→ **Directions**:
Go through the data below and copy it exactly, skipping every picture.

→ **Records provided**:
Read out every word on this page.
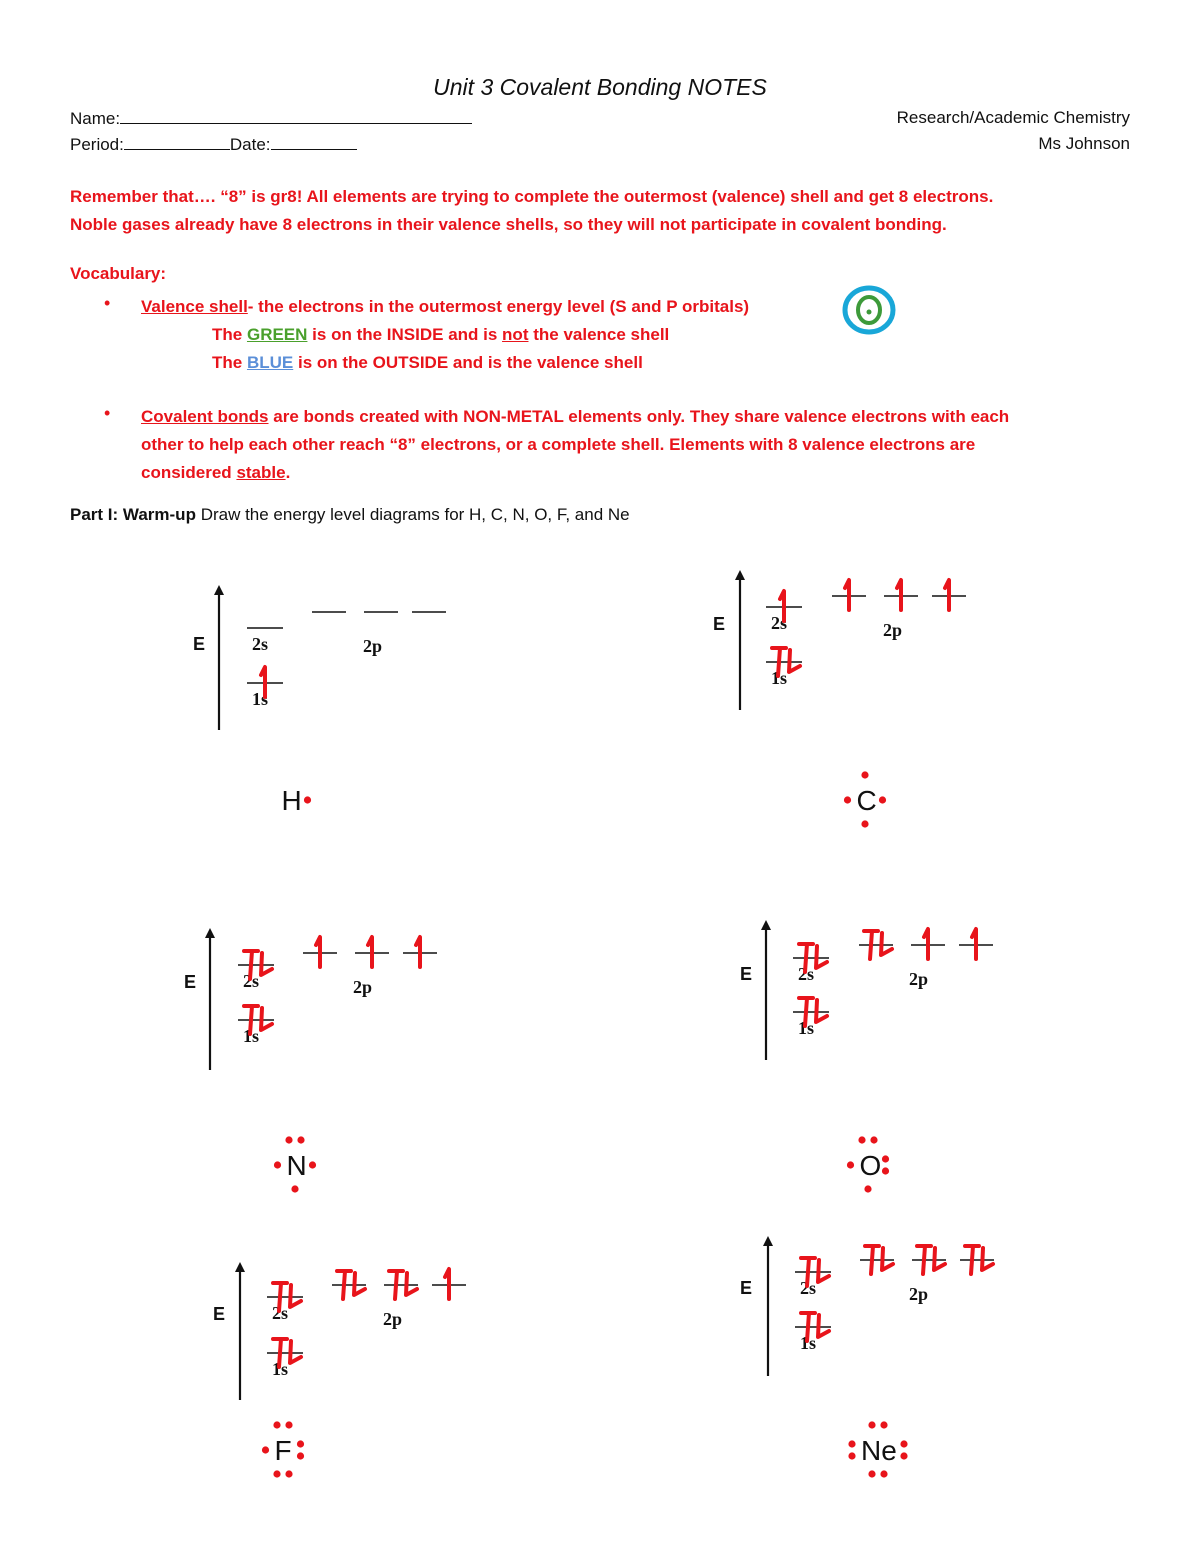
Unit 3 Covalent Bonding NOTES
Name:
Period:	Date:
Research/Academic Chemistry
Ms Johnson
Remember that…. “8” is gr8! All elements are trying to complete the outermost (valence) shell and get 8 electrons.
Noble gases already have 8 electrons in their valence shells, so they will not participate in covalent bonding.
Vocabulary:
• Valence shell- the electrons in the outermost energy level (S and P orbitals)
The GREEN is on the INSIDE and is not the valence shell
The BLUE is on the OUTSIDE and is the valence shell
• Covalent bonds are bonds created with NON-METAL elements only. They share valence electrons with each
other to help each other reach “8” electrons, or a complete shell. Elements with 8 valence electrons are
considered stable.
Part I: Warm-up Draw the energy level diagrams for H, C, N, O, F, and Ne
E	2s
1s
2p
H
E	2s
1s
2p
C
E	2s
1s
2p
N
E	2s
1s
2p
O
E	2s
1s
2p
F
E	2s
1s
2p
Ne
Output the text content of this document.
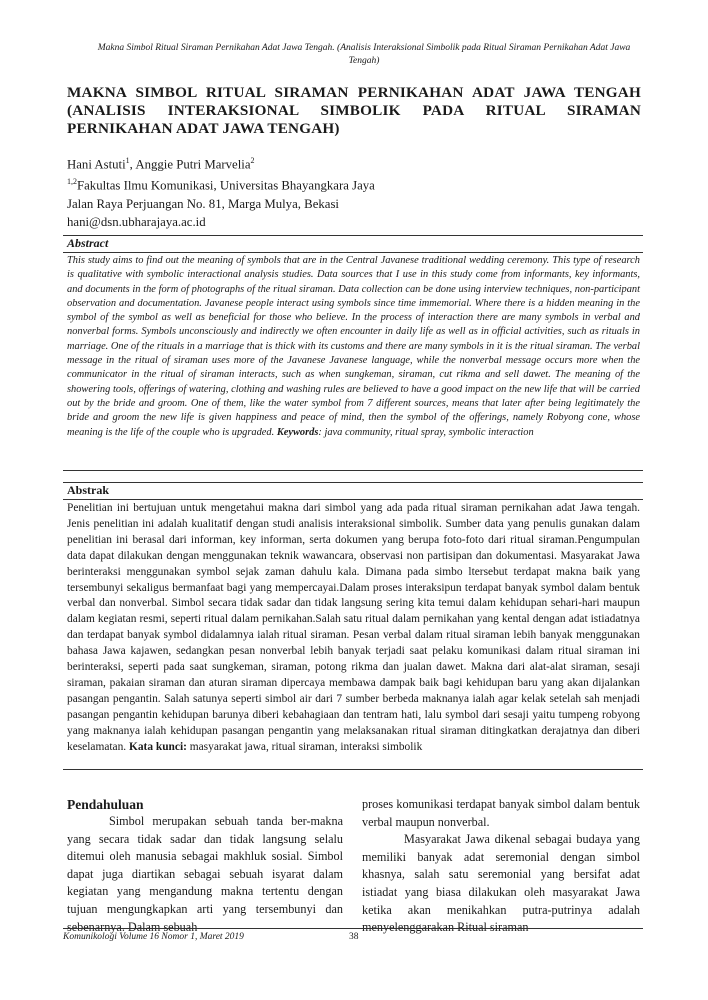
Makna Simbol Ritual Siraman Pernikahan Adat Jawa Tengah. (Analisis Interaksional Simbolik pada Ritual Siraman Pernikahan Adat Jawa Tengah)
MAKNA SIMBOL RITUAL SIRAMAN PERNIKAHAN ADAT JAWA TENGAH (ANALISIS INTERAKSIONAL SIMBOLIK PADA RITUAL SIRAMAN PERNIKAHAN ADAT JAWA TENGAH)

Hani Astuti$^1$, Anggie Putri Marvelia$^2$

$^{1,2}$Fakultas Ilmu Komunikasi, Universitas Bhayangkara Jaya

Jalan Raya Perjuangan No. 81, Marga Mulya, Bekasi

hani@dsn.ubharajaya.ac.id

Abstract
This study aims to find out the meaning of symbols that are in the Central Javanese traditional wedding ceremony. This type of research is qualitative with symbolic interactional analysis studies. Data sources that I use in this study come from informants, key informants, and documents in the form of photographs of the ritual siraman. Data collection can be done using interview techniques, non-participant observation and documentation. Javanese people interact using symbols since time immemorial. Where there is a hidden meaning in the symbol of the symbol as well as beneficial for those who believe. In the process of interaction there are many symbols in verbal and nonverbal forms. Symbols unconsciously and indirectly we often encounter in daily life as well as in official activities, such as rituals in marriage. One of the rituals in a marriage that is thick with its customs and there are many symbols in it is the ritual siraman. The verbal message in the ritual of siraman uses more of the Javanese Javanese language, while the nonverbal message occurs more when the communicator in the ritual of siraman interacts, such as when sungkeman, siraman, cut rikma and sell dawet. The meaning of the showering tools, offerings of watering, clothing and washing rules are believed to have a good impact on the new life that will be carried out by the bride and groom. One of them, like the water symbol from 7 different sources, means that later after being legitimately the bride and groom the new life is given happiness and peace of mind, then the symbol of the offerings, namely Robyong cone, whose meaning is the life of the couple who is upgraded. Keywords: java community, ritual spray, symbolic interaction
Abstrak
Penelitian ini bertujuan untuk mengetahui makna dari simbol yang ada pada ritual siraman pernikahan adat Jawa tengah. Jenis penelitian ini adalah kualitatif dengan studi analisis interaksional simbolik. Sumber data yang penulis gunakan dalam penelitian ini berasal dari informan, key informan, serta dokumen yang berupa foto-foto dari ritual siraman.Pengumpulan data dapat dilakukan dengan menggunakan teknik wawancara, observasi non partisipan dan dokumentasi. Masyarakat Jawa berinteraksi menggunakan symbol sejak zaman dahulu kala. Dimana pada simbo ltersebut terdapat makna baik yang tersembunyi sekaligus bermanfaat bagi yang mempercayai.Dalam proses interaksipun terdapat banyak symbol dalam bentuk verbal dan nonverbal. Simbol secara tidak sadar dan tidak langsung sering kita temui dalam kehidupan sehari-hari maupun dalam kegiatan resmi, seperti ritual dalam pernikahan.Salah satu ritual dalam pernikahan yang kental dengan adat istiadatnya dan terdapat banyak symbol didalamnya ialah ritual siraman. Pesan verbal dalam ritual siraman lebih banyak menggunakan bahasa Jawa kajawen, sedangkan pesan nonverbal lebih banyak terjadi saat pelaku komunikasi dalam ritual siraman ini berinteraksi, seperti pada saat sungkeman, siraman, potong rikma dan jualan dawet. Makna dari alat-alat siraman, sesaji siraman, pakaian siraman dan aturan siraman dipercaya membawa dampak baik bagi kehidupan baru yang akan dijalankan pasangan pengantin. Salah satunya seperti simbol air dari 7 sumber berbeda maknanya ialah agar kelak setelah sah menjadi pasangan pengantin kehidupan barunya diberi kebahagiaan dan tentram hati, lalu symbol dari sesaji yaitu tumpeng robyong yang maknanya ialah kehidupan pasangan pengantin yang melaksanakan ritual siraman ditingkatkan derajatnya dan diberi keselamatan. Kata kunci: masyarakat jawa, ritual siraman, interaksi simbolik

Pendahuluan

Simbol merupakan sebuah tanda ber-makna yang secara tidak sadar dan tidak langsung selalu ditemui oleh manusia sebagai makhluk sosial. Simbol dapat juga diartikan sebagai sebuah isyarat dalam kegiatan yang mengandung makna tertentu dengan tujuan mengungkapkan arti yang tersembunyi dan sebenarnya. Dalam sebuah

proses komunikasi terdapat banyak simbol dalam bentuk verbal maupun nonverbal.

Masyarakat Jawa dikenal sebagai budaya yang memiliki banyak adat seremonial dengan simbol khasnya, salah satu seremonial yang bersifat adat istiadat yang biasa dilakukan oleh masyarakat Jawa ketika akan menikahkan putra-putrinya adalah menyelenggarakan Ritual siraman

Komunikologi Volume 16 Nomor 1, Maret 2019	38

→ **Task solution**:
Read out every word on this page.
Unit 3 Covalent Bonding NOTES
Name:
Period:	Date:
Research/Academic Chemistry
Ms Johnson
Remember that…. “8” is gr8! All elements are trying to complete the outermost (valence) shell and get 8 electrons.
Noble gases already have 8 electrons in their valence shells, so they will not participate in covalent bonding.
Vocabulary:
• Valence shell- the electrons in the outermost energy level (S and P orbitals)
The GREEN is on the INSIDE and is not the valence shell
The BLUE is on the OUTSIDE and is the valence shell
• Covalent bonds are bonds created with NON-METAL elements only. They share valence electrons with each
other to help each other reach “8” electrons, or a complete shell. Elements with 8 valence electrons are
considered stable.
Part I: Warm-up Draw the energy level diagrams for H, C, N, O, F, and Ne
E	2s
1s
2p
H
E	2s
1s
2p
C
E	2s
1s
2p
N
E	2s
1s
2p
O
E	2s
1s
2p
F
E	2s
1s
2p
Ne
Output the text content of this document.
Makna Simbol Ritual Siraman Pernikahan Adat Jawa Tengah. (Analisis Interaksional Simbolik pada Ritual Siraman Pernikahan Adat Jawa Tengah)
MAKNA SIMBOL RITUAL SIRAMAN PERNIKAHAN ADAT JAWA TENGAH (ANALISIS INTERAKSIONAL SIMBOLIK PADA RITUAL SIRAMAN PERNIKAHAN ADAT JAWA TENGAH)

Hani Astuti$^1$, Anggie Putri Marvelia$^2$

$^{1,2}$Fakultas Ilmu Komunikasi, Universitas Bhayangkara Jaya

Jalan Raya Perjuangan No. 81, Marga Mulya, Bekasi

hani@dsn.ubharajaya.ac.id

Abstract
This study aims to find out the meaning of symbols that are in the Central Javanese traditional wedding ceremony. This type of research is qualitative with symbolic interactional analysis studies. Data sources that I use in this study come from informants, key informants, and documents in the form of photographs of the ritual siraman. Data collection can be done using interview techniques, non-participant observation and documentation. Javanese people interact using symbols since time immemorial. Where there is a hidden meaning in the symbol of the symbol as well as beneficial for those who believe. In the process of interaction there are many symbols in verbal and nonverbal forms. Symbols unconsciously and indirectly we often encounter in daily life as well as in official activities, such as rituals in marriage. One of the rituals in a marriage that is thick with its customs and there are many symbols in it is the ritual siraman. The verbal message in the ritual of siraman uses more of the Javanese Javanese language, while the nonverbal message occurs more when the communicator in the ritual of siraman interacts, such as when sungkeman, siraman, cut rikma and sell dawet. The meaning of the showering tools, offerings of watering, clothing and washing rules are believed to have a good impact on the new life that will be carried out by the bride and groom. One of them, like the water symbol from 7 different sources, means that later after being legitimately the bride and groom the new life is given happiness and peace of mind, then the symbol of the offerings, namely Robyong cone, whose meaning is the life of the couple who is upgraded. Keywords: java community, ritual spray, symbolic interaction
Abstrak
Penelitian ini bertujuan untuk mengetahui makna dari simbol yang ada pada ritual siraman pernikahan adat Jawa tengah. Jenis penelitian ini adalah kualitatif dengan studi analisis interaksional simbolik. Sumber data yang penulis gunakan dalam penelitian ini berasal dari informan, key informan, serta dokumen yang berupa foto-foto dari ritual siraman.Pengumpulan data dapat dilakukan dengan menggunakan teknik wawancara, observasi non partisipan dan dokumentasi. Masyarakat Jawa berinteraksi menggunakan symbol sejak zaman dahulu kala. Dimana pada simbo ltersebut terdapat makna baik yang tersembunyi sekaligus bermanfaat bagi yang mempercayai.Dalam proses interaksipun terdapat banyak symbol dalam bentuk verbal dan nonverbal. Simbol secara tidak sadar dan tidak langsung sering kita temui dalam kehidupan sehari-hari maupun dalam kegiatan resmi, seperti ritual dalam pernikahan.Salah satu ritual dalam pernikahan yang kental dengan adat istiadatnya dan terdapat banyak symbol didalamnya ialah ritual siraman. Pesan verbal dalam ritual siraman lebih banyak menggunakan bahasa Jawa kajawen, sedangkan pesan nonverbal lebih banyak terjadi saat pelaku komunikasi dalam ritual siraman ini berinteraksi, seperti pada saat sungkeman, siraman, potong rikma dan jualan dawet. Makna dari alat-alat siraman, sesaji siraman, pakaian siraman dan aturan siraman dipercaya membawa dampak baik bagi kehidupan baru yang akan dijalankan pasangan pengantin. Salah satunya seperti simbol air dari 7 sumber berbeda maknanya ialah agar kelak setelah sah menjadi pasangan pengantin kehidupan barunya diberi kebahagiaan dan tentram hati, lalu symbol dari sesaji yaitu tumpeng robyong yang maknanya ialah kehidupan pasangan pengantin yang melaksanakan ritual siraman ditingkatkan derajatnya dan diberi keselamatan. Kata kunci: masyarakat jawa, ritual siraman, interaksi simbolik

Pendahuluan

Simbol merupakan sebuah tanda ber-makna yang secara tidak sadar dan tidak langsung selalu ditemui oleh manusia sebagai makhluk sosial. Simbol dapat juga diartikan sebagai sebuah isyarat dalam kegiatan yang mengandung makna tertentu dengan tujuan mengungkapkan arti yang tersembunyi dan sebenarnya. Dalam sebuah

proses komunikasi terdapat banyak simbol dalam bentuk verbal maupun nonverbal.

Masyarakat Jawa dikenal sebagai budaya yang memiliki banyak adat seremonial dengan simbol khasnya, salah satu seremonial yang bersifat adat istiadat yang biasa dilakukan oleh masyarakat Jawa ketika akan menikahkan putra-putrinya adalah menyelenggarakan Ritual siraman

Komunikologi Volume 16 Nomor 1, Maret 2019	38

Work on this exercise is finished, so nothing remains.